▸ Aim of the exercise: For the records below, give the count of lines holding the word "votes" and nothing more.
— BEGIN —
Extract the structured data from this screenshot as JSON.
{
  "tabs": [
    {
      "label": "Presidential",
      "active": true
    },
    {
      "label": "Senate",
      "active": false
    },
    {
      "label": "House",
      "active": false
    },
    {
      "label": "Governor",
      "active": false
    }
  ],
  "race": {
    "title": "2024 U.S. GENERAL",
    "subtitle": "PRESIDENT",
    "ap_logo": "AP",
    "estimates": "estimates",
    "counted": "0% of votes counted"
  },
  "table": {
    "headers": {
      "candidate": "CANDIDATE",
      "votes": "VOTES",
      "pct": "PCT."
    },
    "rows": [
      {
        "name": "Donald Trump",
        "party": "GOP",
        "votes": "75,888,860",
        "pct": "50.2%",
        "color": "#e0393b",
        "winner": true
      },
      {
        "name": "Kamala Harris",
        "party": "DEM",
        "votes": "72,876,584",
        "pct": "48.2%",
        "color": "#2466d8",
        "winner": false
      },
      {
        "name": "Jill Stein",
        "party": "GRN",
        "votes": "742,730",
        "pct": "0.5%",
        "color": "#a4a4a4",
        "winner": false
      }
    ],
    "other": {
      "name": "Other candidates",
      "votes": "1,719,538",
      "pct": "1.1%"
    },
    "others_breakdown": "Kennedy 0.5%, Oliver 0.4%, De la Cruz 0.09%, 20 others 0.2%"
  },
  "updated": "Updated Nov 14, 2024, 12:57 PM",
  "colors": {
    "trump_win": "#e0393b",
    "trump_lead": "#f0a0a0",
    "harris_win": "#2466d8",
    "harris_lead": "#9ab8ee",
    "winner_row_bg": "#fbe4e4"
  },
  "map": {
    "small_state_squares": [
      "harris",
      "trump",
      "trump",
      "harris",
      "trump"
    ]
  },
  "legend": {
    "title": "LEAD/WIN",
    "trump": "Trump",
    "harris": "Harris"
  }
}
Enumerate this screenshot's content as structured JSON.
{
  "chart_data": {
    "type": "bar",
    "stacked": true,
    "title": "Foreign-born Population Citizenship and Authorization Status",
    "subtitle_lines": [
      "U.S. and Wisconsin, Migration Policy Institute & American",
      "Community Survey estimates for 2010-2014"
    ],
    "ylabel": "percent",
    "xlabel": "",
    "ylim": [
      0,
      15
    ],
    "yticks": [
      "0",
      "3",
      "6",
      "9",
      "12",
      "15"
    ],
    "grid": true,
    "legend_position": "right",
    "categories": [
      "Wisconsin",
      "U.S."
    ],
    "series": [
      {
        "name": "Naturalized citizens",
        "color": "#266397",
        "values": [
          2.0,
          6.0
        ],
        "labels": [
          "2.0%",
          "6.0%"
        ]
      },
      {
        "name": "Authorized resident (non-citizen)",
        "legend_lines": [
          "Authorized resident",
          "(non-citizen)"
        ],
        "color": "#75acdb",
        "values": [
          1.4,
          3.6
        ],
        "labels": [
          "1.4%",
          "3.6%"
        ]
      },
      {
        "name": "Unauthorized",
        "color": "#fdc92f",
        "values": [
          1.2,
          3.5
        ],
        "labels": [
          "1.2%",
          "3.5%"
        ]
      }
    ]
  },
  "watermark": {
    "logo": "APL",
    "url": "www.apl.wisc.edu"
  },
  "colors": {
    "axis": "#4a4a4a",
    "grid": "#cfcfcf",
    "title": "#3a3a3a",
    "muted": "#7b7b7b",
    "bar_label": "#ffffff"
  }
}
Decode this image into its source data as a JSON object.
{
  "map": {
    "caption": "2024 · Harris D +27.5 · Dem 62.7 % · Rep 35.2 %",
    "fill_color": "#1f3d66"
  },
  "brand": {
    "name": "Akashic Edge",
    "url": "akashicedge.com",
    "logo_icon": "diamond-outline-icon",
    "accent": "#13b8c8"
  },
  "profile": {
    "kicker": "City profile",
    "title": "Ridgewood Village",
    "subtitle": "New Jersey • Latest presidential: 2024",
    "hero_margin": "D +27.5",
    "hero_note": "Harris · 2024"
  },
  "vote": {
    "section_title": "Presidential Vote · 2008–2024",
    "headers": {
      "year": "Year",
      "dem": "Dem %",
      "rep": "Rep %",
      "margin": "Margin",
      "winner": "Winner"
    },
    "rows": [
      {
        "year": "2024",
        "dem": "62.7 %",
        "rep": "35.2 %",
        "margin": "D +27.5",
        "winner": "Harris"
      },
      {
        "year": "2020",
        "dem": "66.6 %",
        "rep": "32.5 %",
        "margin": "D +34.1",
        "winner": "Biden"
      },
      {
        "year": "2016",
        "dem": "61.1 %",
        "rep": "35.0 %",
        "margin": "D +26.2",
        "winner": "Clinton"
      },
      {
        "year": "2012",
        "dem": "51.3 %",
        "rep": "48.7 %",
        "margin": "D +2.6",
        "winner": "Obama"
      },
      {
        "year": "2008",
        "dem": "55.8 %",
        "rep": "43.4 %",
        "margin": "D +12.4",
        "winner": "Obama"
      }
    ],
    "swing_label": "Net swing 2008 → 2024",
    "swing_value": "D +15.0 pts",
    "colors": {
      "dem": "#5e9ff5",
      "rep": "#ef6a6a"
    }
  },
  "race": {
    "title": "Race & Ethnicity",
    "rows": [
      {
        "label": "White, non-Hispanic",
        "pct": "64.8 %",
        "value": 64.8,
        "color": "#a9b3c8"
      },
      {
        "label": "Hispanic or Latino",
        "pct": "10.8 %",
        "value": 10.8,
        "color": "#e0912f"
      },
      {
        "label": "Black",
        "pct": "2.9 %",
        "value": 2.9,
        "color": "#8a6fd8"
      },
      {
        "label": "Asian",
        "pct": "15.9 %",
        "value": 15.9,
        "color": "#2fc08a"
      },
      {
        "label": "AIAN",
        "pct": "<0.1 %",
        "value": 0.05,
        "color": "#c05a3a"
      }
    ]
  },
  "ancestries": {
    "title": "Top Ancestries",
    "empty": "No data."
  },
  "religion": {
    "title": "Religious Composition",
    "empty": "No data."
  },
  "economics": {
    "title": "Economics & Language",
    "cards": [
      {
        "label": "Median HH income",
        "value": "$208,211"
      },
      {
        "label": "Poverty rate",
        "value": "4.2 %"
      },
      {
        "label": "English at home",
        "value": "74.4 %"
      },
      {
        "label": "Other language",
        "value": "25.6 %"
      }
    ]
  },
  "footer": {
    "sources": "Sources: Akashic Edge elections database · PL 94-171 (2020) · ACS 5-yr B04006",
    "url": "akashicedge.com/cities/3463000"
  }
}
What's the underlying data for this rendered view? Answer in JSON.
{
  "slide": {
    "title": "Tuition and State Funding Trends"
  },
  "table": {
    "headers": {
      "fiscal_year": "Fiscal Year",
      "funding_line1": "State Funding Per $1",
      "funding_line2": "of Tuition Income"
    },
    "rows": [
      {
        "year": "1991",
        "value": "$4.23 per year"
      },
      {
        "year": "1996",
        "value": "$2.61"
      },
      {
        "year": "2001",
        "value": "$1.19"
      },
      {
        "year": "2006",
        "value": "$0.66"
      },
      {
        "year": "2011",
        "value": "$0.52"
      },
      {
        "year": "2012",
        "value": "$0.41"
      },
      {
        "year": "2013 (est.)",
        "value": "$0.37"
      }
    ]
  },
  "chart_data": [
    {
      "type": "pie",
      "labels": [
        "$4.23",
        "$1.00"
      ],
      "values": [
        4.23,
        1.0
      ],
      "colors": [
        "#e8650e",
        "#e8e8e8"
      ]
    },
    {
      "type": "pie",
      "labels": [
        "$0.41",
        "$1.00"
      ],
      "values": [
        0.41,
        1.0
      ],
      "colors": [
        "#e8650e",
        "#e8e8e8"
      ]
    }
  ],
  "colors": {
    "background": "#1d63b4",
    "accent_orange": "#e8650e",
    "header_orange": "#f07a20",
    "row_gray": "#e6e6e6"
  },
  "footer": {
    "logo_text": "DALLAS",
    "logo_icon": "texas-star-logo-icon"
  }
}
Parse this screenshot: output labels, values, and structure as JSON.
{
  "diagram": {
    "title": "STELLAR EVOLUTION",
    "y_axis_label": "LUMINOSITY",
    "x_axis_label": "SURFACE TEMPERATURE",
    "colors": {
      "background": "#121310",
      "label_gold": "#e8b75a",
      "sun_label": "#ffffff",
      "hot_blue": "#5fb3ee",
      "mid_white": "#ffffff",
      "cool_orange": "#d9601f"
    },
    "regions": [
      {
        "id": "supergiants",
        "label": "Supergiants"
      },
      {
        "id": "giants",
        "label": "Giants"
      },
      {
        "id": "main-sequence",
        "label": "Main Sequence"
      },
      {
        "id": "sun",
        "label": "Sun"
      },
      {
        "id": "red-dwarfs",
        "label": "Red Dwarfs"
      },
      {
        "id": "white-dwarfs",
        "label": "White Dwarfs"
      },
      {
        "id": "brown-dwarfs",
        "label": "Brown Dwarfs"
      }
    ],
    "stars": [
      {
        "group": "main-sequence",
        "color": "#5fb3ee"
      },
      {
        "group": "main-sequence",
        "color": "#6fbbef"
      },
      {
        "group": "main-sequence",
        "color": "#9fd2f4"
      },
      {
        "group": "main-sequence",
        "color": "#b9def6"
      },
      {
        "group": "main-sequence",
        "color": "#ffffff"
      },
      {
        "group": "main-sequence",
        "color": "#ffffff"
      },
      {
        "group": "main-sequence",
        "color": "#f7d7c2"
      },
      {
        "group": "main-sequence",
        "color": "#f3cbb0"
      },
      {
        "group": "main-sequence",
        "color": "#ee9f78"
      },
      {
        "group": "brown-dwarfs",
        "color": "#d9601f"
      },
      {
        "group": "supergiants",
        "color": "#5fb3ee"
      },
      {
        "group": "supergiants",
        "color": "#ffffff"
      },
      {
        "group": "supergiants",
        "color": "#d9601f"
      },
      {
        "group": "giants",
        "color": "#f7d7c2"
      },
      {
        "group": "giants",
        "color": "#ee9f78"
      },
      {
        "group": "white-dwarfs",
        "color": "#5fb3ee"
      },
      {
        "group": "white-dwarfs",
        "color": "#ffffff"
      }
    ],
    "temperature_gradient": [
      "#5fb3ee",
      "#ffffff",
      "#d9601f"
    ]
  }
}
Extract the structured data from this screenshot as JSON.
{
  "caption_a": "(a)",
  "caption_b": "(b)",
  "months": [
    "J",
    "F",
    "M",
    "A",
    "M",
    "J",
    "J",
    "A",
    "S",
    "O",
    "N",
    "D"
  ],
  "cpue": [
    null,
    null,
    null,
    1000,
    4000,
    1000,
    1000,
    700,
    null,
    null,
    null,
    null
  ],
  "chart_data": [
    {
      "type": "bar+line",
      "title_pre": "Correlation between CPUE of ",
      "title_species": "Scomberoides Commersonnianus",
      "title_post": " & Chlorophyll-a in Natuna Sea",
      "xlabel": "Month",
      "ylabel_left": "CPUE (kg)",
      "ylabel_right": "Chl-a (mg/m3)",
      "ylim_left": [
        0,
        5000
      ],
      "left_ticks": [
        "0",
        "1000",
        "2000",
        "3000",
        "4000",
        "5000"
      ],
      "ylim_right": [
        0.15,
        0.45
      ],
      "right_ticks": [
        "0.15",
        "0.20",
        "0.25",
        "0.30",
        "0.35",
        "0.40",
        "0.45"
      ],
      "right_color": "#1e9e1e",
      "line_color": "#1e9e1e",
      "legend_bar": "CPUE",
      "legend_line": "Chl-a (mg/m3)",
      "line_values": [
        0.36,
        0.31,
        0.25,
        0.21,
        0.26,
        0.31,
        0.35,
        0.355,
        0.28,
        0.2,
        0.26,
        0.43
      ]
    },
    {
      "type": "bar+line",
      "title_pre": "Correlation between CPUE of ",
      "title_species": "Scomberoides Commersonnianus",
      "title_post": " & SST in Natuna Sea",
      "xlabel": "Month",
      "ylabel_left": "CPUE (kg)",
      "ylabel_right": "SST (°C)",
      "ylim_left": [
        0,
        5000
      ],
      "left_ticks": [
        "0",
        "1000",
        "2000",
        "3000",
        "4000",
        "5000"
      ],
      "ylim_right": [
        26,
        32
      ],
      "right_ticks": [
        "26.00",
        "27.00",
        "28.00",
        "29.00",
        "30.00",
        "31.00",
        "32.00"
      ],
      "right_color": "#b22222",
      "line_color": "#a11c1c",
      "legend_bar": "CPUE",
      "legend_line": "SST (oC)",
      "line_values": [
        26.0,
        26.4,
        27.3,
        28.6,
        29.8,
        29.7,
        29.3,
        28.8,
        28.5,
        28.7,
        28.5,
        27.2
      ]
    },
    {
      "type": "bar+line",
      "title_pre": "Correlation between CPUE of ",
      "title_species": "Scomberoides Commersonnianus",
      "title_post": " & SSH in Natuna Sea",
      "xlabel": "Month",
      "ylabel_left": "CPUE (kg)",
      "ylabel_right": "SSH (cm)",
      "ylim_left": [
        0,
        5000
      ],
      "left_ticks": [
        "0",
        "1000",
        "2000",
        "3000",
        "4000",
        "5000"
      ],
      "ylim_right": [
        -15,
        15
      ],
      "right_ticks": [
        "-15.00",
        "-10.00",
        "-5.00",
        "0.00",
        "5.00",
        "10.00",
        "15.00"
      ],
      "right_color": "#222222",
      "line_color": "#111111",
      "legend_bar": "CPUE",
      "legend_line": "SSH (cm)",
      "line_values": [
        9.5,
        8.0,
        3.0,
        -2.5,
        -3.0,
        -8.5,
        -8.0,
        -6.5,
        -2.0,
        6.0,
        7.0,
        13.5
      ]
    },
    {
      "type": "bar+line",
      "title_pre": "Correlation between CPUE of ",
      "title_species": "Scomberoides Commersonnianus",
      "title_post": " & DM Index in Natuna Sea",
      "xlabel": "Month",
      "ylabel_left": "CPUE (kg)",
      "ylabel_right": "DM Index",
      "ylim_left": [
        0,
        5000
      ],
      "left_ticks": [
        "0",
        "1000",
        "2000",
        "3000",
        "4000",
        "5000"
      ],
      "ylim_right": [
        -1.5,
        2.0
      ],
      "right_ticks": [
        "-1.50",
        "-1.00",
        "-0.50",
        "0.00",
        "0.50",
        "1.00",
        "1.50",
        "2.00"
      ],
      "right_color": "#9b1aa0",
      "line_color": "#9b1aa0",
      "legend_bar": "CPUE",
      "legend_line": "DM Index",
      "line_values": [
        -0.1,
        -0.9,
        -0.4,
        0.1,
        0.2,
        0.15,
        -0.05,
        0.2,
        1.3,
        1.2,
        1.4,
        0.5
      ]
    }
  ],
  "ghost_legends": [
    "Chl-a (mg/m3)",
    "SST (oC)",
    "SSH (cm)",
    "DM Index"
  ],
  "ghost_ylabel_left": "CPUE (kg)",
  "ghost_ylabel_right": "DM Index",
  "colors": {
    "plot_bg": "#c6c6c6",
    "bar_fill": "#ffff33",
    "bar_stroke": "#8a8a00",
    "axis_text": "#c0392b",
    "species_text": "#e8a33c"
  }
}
— END —
▸ Result of the task: 6